- [WHAT NEEDS TO BE DONE]:
Answer these questions using the passage below on cyberattacks against electric vehicle charging equipment:
1. How many devices does the Shenzen Growatt network consist of?
2. Which open physical ports does the passage name as sometimes available for equipment debugging?
3. How many vulnerabilities did Schneider discover?

- [PROVIDED PASSAGE]:
+ + + +

Cyber Attack Demonstrations on Cloud and EVSE Internet Interfaces:
Kaspersky Lab demonstrated how the ChargePoint smartphone application could remotely tamper with a charging session via Wi-Fi using a buffer overflow in the web server Common Gateway Interface (CGI) binaries. This vulnerability presents a significant risk. It could result in charging sessions being stopped or the maximum charging current being increased beyond the circuit rating, potentially tripping the breaker, overheating the wiring, or, in the worst case, causing a fire.
Pen Test Partners discovered that the Shenzen Growatt network, consisting of 2.9 million devices, only required a predictable serial number and an unvalidated username to lock and unlock the charger. The locking action could stop all charging processes, as indicated.
The list of other attack methods on the Cloud and EVSE Internet Interfaces is presented here, depicting the vulnerabilities in the interface.
#4. EVSE Maintenance Interface and Hardware/Software Vulnerabilities
Modern EVSEs, particularly DCFCs, use multiple circuit boards to communicate through various protocols such as ethernet, serial, and analog, among others. These inter-module communications are often unencrypted and can provide easy access to the internal network just by connecting to them. Additionally, open physical ports such as USB serial ports and JTAG headers are sometimes available for equipment debugging but are mostly left open, providing opportunities for cyber adversaries to disrupt or monitor the equipment operations.
Reported Attack Demonstrations on Maintenance Hardware/Software Vulnerabilities:
Schneider discovered seven vulnerabilities in EVlink City (EVC1S22P4 and EVC1S7P4), Parking (EVW2, EVF2, and EVP2PE), and Smart Wallbox (EVB1A) devices. Though the bug was later fixed, these vulnerabilities could have allowed remote attackers to impersonate charging station users or carry out actions on their behalf by submitting malicious parameters to the charging station web server.
Findings and the list of other attack demonstration methods on the EVSE Maintenance Hardware/Software are presented here: Link
Cyber Attack – Transmission Modes:
All EVSE Cyber attacks can result in a range of risks to Electric Vehicles (EVs) and Grids, and the transmission can be through all three attack vector modes:
- Vehicle-to-Charging Networks (V2C) — Charging fraud through vehicle impersonation, compromising the integrity and security of charging systems.

+ + + +

- [RECORDED DATA]:
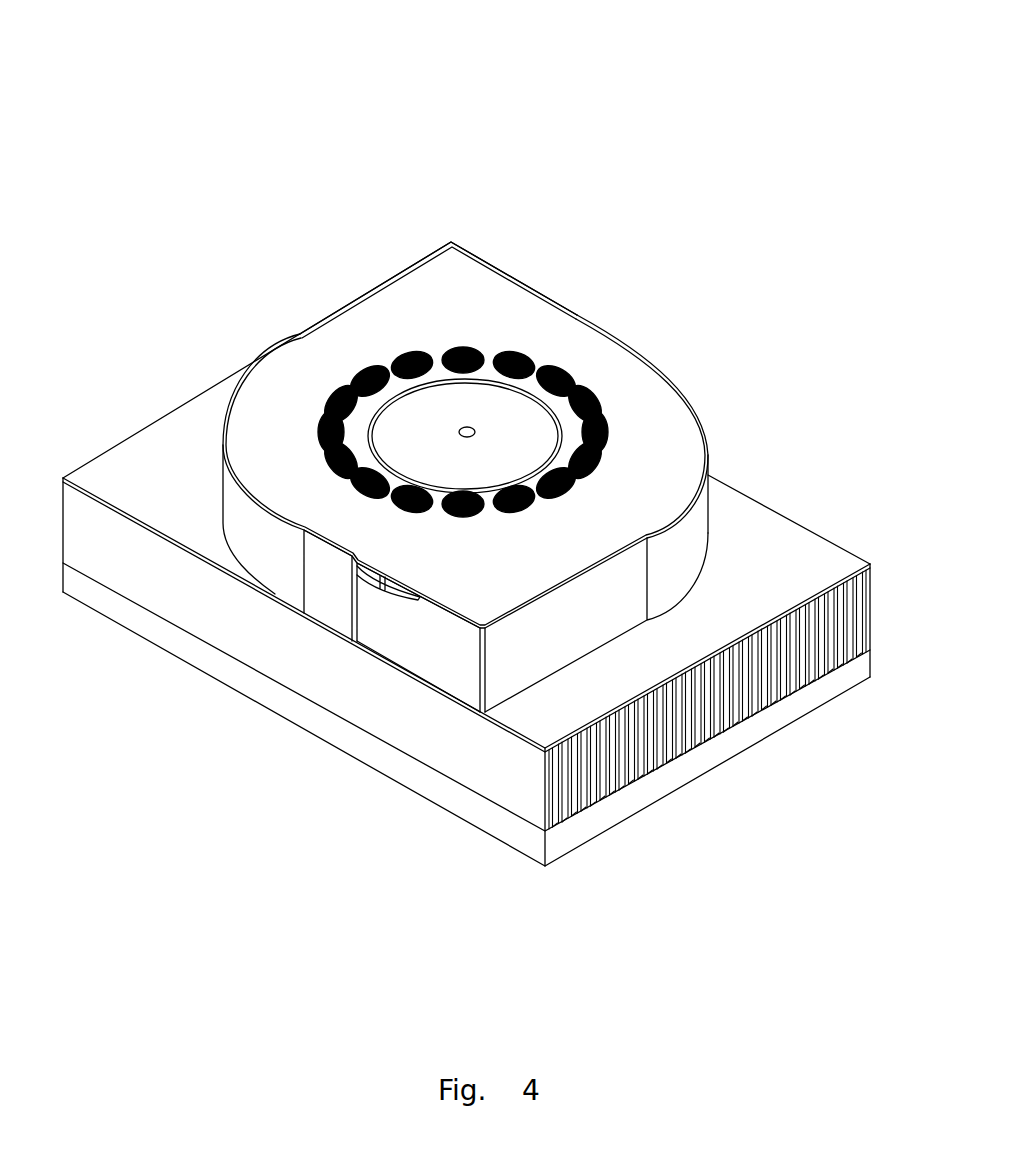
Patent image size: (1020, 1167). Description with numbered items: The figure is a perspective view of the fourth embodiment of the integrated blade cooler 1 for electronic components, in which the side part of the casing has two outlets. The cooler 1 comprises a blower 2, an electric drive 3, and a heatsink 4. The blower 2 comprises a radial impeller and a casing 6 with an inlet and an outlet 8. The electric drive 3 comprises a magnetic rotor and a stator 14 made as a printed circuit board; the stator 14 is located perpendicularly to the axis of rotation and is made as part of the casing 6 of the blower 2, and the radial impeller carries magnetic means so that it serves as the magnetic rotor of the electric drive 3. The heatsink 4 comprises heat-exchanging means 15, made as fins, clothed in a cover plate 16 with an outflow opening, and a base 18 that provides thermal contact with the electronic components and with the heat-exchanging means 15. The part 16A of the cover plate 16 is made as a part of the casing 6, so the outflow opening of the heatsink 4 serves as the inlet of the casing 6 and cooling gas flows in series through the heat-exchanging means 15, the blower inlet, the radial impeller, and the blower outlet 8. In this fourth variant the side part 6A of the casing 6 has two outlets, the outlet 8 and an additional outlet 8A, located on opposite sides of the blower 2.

The integrated blade cooler 1 is at (268, 117).
The blower 2 is at (187, 434).
The electric drive 3 is at (619, 290).
The heatsink 4 is at (164, 614).
The casing 6 is at (638, 407).
The side part of the casing 6A is at (673, 545).
The outlet 8 is at (420, 633).
The additional outlet 8A is at (525, 244).
The stator 14 is at (377, 348).
The heat-exchanging means 15 is at (757, 667).
The cover plate 16 is at (722, 490).
The part of the cover plate 16A is at (467, 687).
The base 18 is at (665, 777).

+ + + +

- [SOLUTION]:
1. 2.9 million devices.
2. USB serial ports and JTAG headers.
3. Seven.